AIM OF THE TASK:
Set out every line bearing the string "name".

SUPPLIED MATERIAL:
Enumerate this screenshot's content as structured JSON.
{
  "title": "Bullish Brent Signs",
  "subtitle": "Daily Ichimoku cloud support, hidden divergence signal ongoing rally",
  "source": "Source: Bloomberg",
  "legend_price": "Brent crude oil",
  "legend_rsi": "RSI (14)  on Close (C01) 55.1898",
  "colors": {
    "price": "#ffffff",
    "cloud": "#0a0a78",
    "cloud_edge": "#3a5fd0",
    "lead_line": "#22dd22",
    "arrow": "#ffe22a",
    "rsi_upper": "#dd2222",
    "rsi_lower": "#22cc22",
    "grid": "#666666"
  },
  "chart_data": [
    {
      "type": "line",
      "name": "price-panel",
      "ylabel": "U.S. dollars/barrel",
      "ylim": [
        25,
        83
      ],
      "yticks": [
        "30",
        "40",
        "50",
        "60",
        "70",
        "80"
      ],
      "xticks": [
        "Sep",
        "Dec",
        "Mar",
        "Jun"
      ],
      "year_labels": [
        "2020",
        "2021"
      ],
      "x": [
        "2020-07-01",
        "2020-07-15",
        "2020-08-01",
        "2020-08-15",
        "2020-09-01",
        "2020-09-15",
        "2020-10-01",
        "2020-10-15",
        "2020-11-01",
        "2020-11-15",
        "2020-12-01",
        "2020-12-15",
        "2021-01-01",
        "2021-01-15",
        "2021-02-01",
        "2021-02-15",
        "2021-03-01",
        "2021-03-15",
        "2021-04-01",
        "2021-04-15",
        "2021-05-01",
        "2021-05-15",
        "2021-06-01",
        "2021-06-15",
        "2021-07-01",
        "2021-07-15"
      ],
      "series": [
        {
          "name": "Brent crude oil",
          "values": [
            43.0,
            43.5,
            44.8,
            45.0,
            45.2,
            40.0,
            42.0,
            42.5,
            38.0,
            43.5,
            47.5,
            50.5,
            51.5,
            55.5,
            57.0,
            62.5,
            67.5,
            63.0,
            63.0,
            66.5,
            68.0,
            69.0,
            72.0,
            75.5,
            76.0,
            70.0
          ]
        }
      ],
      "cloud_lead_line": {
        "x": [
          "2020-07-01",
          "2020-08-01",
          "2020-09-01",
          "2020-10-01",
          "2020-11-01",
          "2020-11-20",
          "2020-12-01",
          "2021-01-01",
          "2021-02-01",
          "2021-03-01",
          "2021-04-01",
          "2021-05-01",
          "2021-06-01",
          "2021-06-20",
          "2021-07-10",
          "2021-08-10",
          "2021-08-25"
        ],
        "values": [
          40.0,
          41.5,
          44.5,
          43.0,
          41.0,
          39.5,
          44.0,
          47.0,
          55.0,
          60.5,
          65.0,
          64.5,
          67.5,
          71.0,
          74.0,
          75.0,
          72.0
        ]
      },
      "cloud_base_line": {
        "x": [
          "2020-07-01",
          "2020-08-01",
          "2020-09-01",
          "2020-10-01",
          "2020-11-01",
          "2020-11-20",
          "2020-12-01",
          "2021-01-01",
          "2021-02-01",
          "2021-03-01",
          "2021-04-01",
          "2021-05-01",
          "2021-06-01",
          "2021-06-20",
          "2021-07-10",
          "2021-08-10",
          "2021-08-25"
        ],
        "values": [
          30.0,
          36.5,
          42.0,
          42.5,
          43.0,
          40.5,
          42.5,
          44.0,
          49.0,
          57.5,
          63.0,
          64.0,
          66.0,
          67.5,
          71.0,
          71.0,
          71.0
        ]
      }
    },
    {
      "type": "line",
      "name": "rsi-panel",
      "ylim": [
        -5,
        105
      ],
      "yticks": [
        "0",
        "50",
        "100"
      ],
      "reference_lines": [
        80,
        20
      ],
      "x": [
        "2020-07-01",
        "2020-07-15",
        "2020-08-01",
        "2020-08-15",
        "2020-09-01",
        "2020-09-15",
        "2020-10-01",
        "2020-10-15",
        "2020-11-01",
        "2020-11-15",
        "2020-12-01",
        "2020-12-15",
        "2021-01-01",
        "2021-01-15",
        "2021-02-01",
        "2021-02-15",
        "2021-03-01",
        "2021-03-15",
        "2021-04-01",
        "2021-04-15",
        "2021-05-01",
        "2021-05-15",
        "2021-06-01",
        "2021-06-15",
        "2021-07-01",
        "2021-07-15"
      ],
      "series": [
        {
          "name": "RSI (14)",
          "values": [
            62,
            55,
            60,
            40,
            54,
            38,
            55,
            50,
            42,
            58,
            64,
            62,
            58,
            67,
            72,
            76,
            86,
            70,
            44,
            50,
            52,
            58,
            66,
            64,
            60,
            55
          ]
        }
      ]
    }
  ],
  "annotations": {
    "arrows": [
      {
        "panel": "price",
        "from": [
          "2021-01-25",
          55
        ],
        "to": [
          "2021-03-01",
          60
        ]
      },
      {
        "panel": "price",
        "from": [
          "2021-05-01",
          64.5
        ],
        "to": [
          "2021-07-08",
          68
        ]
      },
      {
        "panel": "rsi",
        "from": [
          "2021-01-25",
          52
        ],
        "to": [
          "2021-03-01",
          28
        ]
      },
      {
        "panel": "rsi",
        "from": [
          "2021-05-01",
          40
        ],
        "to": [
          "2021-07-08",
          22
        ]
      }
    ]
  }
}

RESPONSE:
      "name": "price-panel",
          "name": "Brent crude oil",
      "name": "rsi-panel",
          "name": "RSI (14)",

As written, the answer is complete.